Consegna: Nel brano sull'adolescenza nelle famiglie adottive, come vedono i propri genitori i giovani durante l'adolescenza, rispetto al periodo precedente?

Brano da leggere:
Terza fase: il periodo adolescenziale nelle famiglie adottive
Gli adolescenti si trovano in un periodo di cambiamento di ruolo
sociale; cambiamento che comporta
un processo di autonomizzazione dalle figure genitoriali
e l'assumersi maggiori responsabilità all'interno della società.
La maggiore autonomia porta il giovane a voler prendere da sé le
proprie decisioni e a voler rispettare anche le proprie opinioni
personali.
Il rapporto con i genitori si fa più
difficile, perchè l'adolescente non gradisce le loro ingerenze in rapporto
alle amicizie, alla sua vita privata, ma nello stesso tempo ciò non
impedisce che sia proprio lui a chiedere consiglio per questioni personali. Nel
corso dell'adolescenza cambia l'immagine che i giovani hanno dei
propri genitori, rispetto al periodo precedente, li vedono più come
persone che possono sbagliare.
La maggiore autonomia comporta che gli
adolescenti si distacchino dalla famiglia anche da un punto di vista
emotivo e che cerchino di stringere nuove relazioni sociali. Entrare in
altri ambienti implica anche doversi confrontare con le attese in essi esistenti.
La natura della relazione fra genitori e bambino prima
dell'adolescenza contribuisce a determinare in che misura l'adolescente
sia preparato ai compiti legati allo sviluppo psicosociale.
La famiglia risulta importante per
trasmettere valori e per veicolare le fondamenta di uno stile di vita. Le
figure genitoriali sono in grado di rispondere a molti
bisogni dell'adolescente. Un bisogno di fondo per l'adolescente è quello
di avere una buona comunicazione con i genitori, essenziale per negoziare
con loro, prendere decisioni, esprimere preoccupazioni e, in parte, per
avere il riconoscimento del proprio nuovo status all'interno della famiglia.

Dati forniti:
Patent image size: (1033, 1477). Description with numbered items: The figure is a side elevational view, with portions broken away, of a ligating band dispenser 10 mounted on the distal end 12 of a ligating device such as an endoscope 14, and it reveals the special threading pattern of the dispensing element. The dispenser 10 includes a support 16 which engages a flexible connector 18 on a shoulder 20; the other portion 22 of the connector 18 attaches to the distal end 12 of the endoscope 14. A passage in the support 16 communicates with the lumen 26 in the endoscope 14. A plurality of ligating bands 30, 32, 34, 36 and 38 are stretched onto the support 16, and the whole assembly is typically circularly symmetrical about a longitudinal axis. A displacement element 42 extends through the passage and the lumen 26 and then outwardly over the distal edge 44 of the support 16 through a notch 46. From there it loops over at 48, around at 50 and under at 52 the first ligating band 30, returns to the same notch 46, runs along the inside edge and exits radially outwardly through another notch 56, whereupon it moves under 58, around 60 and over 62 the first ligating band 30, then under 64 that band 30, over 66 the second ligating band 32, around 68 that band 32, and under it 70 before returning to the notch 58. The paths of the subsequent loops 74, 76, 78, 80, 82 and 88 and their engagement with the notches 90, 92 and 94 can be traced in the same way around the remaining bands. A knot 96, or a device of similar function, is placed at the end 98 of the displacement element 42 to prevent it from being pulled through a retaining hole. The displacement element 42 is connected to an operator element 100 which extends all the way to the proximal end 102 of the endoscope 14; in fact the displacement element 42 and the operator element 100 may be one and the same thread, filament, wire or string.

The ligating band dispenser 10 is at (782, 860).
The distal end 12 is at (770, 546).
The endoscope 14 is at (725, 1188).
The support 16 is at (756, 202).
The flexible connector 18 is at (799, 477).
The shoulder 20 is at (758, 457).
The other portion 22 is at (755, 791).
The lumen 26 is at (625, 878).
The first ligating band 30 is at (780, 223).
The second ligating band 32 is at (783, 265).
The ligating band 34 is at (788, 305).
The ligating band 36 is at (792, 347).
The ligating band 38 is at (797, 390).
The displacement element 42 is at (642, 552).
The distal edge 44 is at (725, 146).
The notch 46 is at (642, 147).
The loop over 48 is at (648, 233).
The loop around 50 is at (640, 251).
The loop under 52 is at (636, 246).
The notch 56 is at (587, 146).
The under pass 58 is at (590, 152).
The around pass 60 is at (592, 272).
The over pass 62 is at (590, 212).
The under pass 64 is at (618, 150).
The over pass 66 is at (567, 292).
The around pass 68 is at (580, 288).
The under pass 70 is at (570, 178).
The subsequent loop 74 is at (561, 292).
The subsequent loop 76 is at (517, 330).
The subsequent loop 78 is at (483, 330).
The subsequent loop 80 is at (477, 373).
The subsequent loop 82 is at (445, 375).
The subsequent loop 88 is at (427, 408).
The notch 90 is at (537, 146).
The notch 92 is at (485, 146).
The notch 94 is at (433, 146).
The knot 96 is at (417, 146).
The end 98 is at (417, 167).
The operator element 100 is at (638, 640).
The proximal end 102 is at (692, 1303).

Risposta: Li vedono più come persone che possono sbagliare.